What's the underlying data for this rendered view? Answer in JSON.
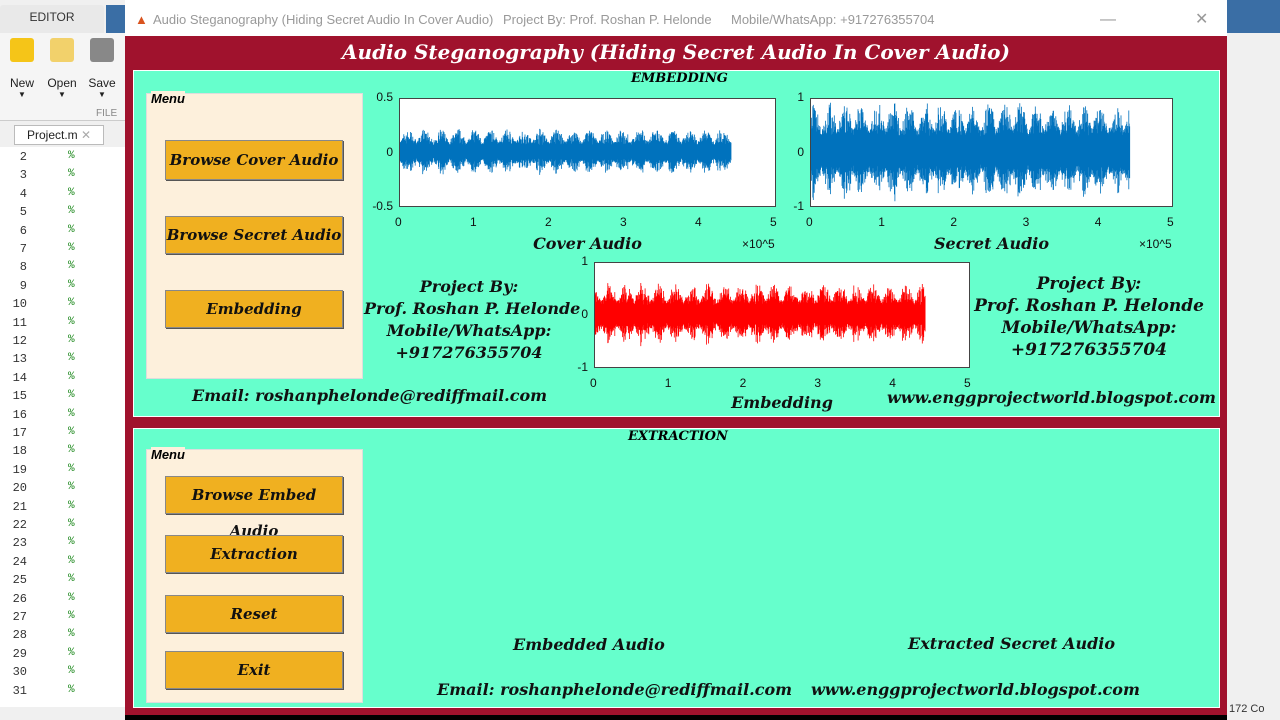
{
  "editor": {
    "tab": "EDITOR",
    "tools": [
      {
        "label": "New",
        "icon": "plus-icon"
      },
      {
        "label": "Open",
        "icon": "folder-icon"
      },
      {
        "label": "Save",
        "icon": "save-icon"
      }
    ],
    "section": "FILE",
    "file_tab": "Project.m",
    "line_numbers": [
      "2",
      "3",
      "4",
      "5",
      "6",
      "7",
      "8",
      "9",
      "10",
      "11",
      "12",
      "13",
      "14",
      "15",
      "16",
      "17",
      "18",
      "19",
      "20",
      "21",
      "22",
      "23",
      "24",
      "25",
      "26",
      "27",
      "28",
      "29",
      "30",
      "31"
    ],
    "comment_char": "%",
    "status_right": "172 Co"
  },
  "window": {
    "title": "Audio Steganography (Hiding Secret Audio In Cover Audio)",
    "project": "Project By: Prof. Roshan P. Helonde",
    "mobile": "Mobile/WhatsApp: +917276355704"
  },
  "main_title": "Audio Steganography (Hiding Secret Audio In Cover Audio)",
  "embedding": {
    "title": "EMBEDDING",
    "menu_label": "Menu",
    "buttons": [
      "Browse Cover Audio",
      "Browse Secret Audio",
      "Embedding"
    ],
    "project_text": [
      "Project By:",
      "Prof. Roshan P. Helonde",
      "Mobile/WhatsApp:",
      "+917276355704"
    ],
    "email": "Email: roshanphelonde@rediffmail.com",
    "website": "www.enggprojectworld.blogspot.com"
  },
  "extraction": {
    "title": "EXTRACTION",
    "menu_label": "Menu",
    "buttons": [
      "Browse Embed Audio",
      "Extraction",
      "Reset",
      "Exit"
    ],
    "embedded_label": "Embedded Audio",
    "extracted_label": "Extracted Secret Audio",
    "email": "Email: roshanphelonde@rediffmail.com",
    "website": "www.enggprojectworld.blogspot.com"
  },
  "chart_data": [
    {
      "type": "line",
      "xlabel": "Cover Audio",
      "x_multiplier": "×10^5",
      "xlim": [
        0,
        5
      ],
      "ylim": [
        -0.5,
        0.5
      ],
      "xticks": [
        "0",
        "1",
        "2",
        "3",
        "4",
        "5"
      ],
      "yticks": [
        "-0.5",
        "0",
        "0.5"
      ],
      "x_extent": [
        0,
        4.42
      ],
      "color": "#0072bd",
      "amplitude": 0.2
    },
    {
      "type": "line",
      "xlabel": "Secret Audio",
      "x_multiplier": "×10^5",
      "xlim": [
        0,
        5
      ],
      "ylim": [
        -1,
        1
      ],
      "xticks": [
        "0",
        "1",
        "2",
        "3",
        "4",
        "5"
      ],
      "yticks": [
        "-1",
        "0",
        "1"
      ],
      "x_extent": [
        0,
        4.42
      ],
      "color": "#0072bd",
      "amplitude": 0.85
    },
    {
      "type": "line",
      "xlabel": "Embedding",
      "xlim": [
        0,
        5
      ],
      "ylim": [
        -1,
        1
      ],
      "xticks": [
        "0",
        "1",
        "2",
        "3",
        "4",
        "5"
      ],
      "yticks": [
        "-1",
        "0",
        "1"
      ],
      "x_extent": [
        0,
        4.42
      ],
      "color": "#ff0000",
      "amplitude": 0.55
    }
  ]
}
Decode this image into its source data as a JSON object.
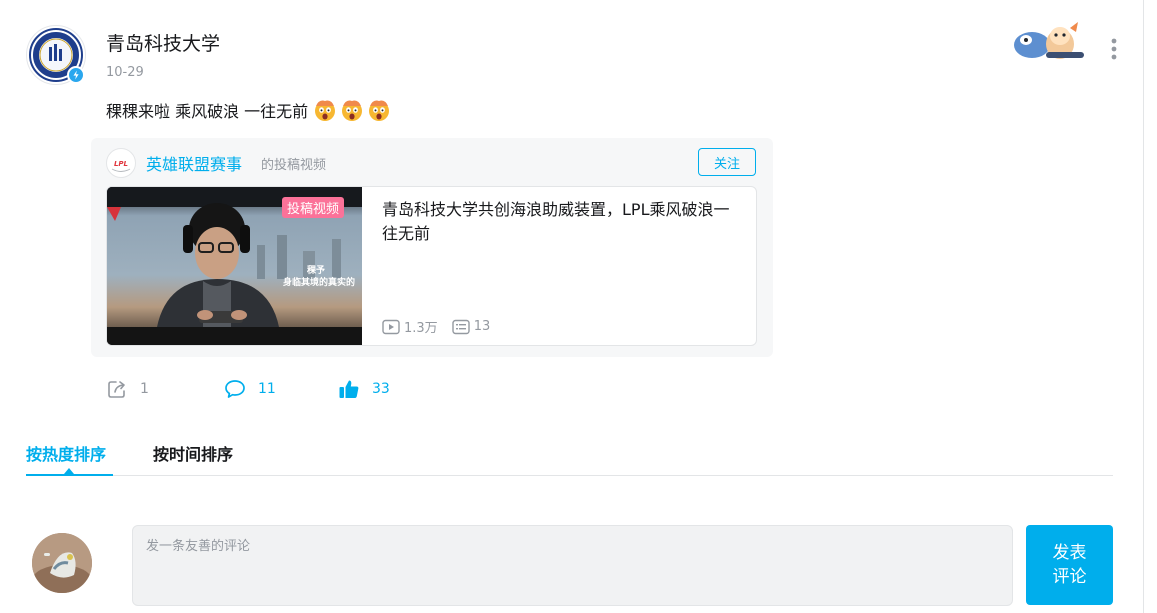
{
  "post": {
    "author": {
      "name": "青岛科技大学",
      "avatar_logo_text": "QUST",
      "verified": true
    },
    "date": "10-29",
    "text": "稞稞来啦 乘风破浪 一往无前",
    "emojis": [
      "shocked-face-emoji",
      "shocked-face-emoji",
      "shocked-face-emoji"
    ]
  },
  "repost": {
    "source": {
      "name": "英雄联盟赛事",
      "action": "的投稿视频",
      "avatar_logo_text": "LPL",
      "follow_label": "关注"
    },
    "video": {
      "badge": "投稿视频",
      "title": "青岛科技大学共创海浪助威装置，LPL乘风破浪一往无前",
      "views": "1.3万",
      "danmaku": "13",
      "caption_line1": "稞予",
      "caption_line2": "身临其境的真实的"
    }
  },
  "actions": {
    "share_count": "1",
    "comment_count": "11",
    "like_count": "33"
  },
  "sort_tabs": [
    {
      "label": "按热度排序",
      "active": true
    },
    {
      "label": "按时间排序",
      "active": false
    }
  ],
  "composer": {
    "placeholder": "发一条友善的评论",
    "submit_line1": "发表",
    "submit_line2": "评论"
  },
  "colors": {
    "accent": "#00aeec",
    "badge_pink": "#fb7299",
    "muted_text": "#9499a0",
    "card_background": "#f6f7f8"
  }
}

::::::::::

**Exercise instructions**
Each record above must be returned exactly as written, with its pictures omitted.

**Answer to the task**
What's the underlying data for this rendered view? Answer in JSON.
{
  "editor": {
    "tab": "EDITOR",
    "tools": [
      {
        "label": "New",
        "icon": "plus-icon"
      },
      {
        "label": "Open",
        "icon": "folder-icon"
      },
      {
        "label": "Save",
        "icon": "save-icon"
      }
    ],
    "section": "FILE",
    "file_tab": "Project.m",
    "line_numbers": [
      "2",
      "3",
      "4",
      "5",
      "6",
      "7",
      "8",
      "9",
      "10",
      "11",
      "12",
      "13",
      "14",
      "15",
      "16",
      "17",
      "18",
      "19",
      "20",
      "21",
      "22",
      "23",
      "24",
      "25",
      "26",
      "27",
      "28",
      "29",
      "30",
      "31"
    ],
    "comment_char": "%",
    "status_right": "172 Co"
  },
  "window": {
    "title": "Audio Steganography (Hiding Secret Audio In Cover Audio)",
    "project": "Project By: Prof. Roshan P. Helonde",
    "mobile": "Mobile/WhatsApp: +917276355704"
  },
  "main_title": "Audio Steganography (Hiding Secret Audio In Cover Audio)",
  "embedding": {
    "title": "EMBEDDING",
    "menu_label": "Menu",
    "buttons": [
      "Browse Cover Audio",
      "Browse Secret Audio",
      "Embedding"
    ],
    "project_text": [
      "Project By:",
      "Prof. Roshan P. Helonde",
      "Mobile/WhatsApp:",
      "+917276355704"
    ],
    "email": "Email: roshanphelonde@rediffmail.com",
    "website": "www.enggprojectworld.blogspot.com"
  },
  "extraction": {
    "title": "EXTRACTION",
    "menu_label": "Menu",
    "buttons": [
      "Browse Embed Audio",
      "Extraction",
      "Reset",
      "Exit"
    ],
    "embedded_label": "Embedded Audio",
    "extracted_label": "Extracted Secret Audio",
    "email": "Email: roshanphelonde@rediffmail.com",
    "website": "www.enggprojectworld.blogspot.com"
  },
  "chart_data": [
    {
      "type": "line",
      "xlabel": "Cover Audio",
      "x_multiplier": "×10^5",
      "xlim": [
        0,
        5
      ],
      "ylim": [
        -0.5,
        0.5
      ],
      "xticks": [
        "0",
        "1",
        "2",
        "3",
        "4",
        "5"
      ],
      "yticks": [
        "-0.5",
        "0",
        "0.5"
      ],
      "x_extent": [
        0,
        4.42
      ],
      "color": "#0072bd",
      "amplitude": 0.2
    },
    {
      "type": "line",
      "xlabel": "Secret Audio",
      "x_multiplier": "×10^5",
      "xlim": [
        0,
        5
      ],
      "ylim": [
        -1,
        1
      ],
      "xticks": [
        "0",
        "1",
        "2",
        "3",
        "4",
        "5"
      ],
      "yticks": [
        "-1",
        "0",
        "1"
      ],
      "x_extent": [
        0,
        4.42
      ],
      "color": "#0072bd",
      "amplitude": 0.85
    },
    {
      "type": "line",
      "xlabel": "Embedding",
      "xlim": [
        0,
        5
      ],
      "ylim": [
        -1,
        1
      ],
      "xticks": [
        "0",
        "1",
        "2",
        "3",
        "4",
        "5"
      ],
      "yticks": [
        "-1",
        "0",
        "1"
      ],
      "x_extent": [
        0,
        4.42
      ],
      "color": "#ff0000",
      "amplitude": 0.55
    }
  ]
}
Decode this image into its source data as a JSON object.
{
  "post": {
    "author": {
      "name": "青岛科技大学",
      "avatar_logo_text": "QUST",
      "verified": true
    },
    "date": "10-29",
    "text": "稞稞来啦 乘风破浪 一往无前",
    "emojis": [
      "shocked-face-emoji",
      "shocked-face-emoji",
      "shocked-face-emoji"
    ]
  },
  "repost": {
    "source": {
      "name": "英雄联盟赛事",
      "action": "的投稿视频",
      "avatar_logo_text": "LPL",
      "follow_label": "关注"
    },
    "video": {
      "badge": "投稿视频",
      "title": "青岛科技大学共创海浪助威装置，LPL乘风破浪一往无前",
      "views": "1.3万",
      "danmaku": "13",
      "caption_line1": "稞予",
      "caption_line2": "身临其境的真实的"
    }
  },
  "actions": {
    "share_count": "1",
    "comment_count": "11",
    "like_count": "33"
  },
  "sort_tabs": [
    {
      "label": "按热度排序",
      "active": true
    },
    {
      "label": "按时间排序",
      "active": false
    }
  ],
  "composer": {
    "placeholder": "发一条友善的评论",
    "submit_line1": "发表",
    "submit_line2": "评论"
  },
  "colors": {
    "accent": "#00aeec",
    "badge_pink": "#fb7299",
    "muted_text": "#9499a0",
    "card_background": "#f6f7f8"
  }
}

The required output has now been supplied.